### Entries
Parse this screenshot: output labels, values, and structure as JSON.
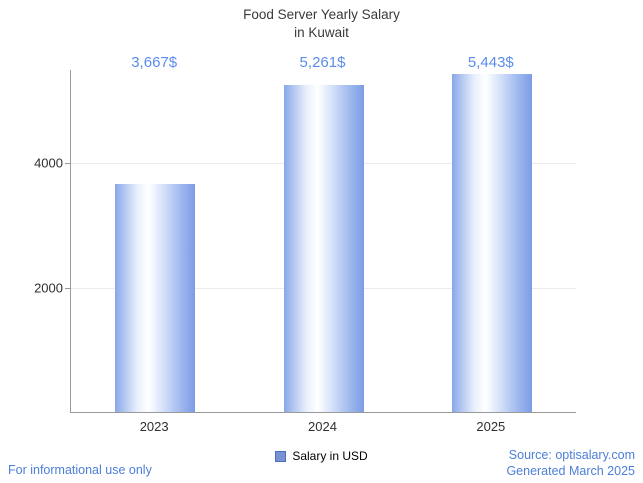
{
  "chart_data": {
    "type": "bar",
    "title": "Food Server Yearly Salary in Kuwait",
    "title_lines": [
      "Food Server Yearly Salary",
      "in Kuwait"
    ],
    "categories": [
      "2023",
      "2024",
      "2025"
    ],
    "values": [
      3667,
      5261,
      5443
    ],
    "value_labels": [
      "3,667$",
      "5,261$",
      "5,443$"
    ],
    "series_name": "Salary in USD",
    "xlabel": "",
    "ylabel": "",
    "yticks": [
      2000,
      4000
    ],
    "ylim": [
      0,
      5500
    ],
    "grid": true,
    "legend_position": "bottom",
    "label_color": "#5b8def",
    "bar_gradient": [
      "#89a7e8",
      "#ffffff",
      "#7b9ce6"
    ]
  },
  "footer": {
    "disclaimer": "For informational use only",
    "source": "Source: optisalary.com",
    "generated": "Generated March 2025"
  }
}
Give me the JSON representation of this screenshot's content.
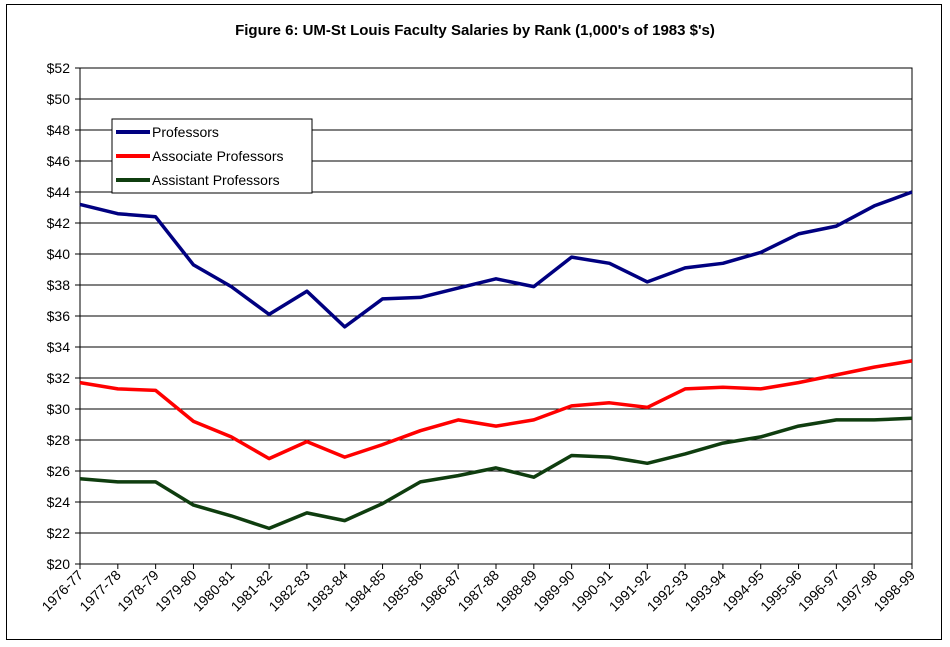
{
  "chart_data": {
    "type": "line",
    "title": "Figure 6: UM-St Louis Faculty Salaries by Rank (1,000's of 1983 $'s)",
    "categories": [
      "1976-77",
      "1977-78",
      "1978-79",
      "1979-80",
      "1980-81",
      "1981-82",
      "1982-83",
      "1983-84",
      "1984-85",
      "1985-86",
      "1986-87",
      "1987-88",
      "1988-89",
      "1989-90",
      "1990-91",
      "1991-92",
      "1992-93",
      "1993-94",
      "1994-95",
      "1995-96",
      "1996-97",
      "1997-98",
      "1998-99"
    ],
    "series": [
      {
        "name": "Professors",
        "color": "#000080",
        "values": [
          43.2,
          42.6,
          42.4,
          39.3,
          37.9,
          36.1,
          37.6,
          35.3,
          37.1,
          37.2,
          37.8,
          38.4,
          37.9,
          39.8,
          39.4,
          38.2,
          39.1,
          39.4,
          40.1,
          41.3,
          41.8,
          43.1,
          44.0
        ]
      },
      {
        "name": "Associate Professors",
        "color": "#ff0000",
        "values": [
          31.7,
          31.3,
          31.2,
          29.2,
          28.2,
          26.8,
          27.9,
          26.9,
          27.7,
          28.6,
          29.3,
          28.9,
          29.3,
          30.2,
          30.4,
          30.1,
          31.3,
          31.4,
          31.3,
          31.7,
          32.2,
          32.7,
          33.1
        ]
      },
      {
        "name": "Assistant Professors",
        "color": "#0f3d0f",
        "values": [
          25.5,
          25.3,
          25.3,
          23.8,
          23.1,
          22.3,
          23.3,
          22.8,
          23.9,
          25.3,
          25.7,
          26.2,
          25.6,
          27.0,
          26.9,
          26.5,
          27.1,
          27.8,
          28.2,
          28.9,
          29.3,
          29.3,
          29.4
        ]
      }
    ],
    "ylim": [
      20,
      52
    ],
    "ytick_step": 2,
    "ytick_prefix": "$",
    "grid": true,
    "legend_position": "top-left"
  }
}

### Aim
Locate the string "Yearly" in the listing above and copy every line where it occurs.

### Response for this exercise
    "title": "Food Server Yearly Salary in Kuwait",
      "Food Server Yearly Salary",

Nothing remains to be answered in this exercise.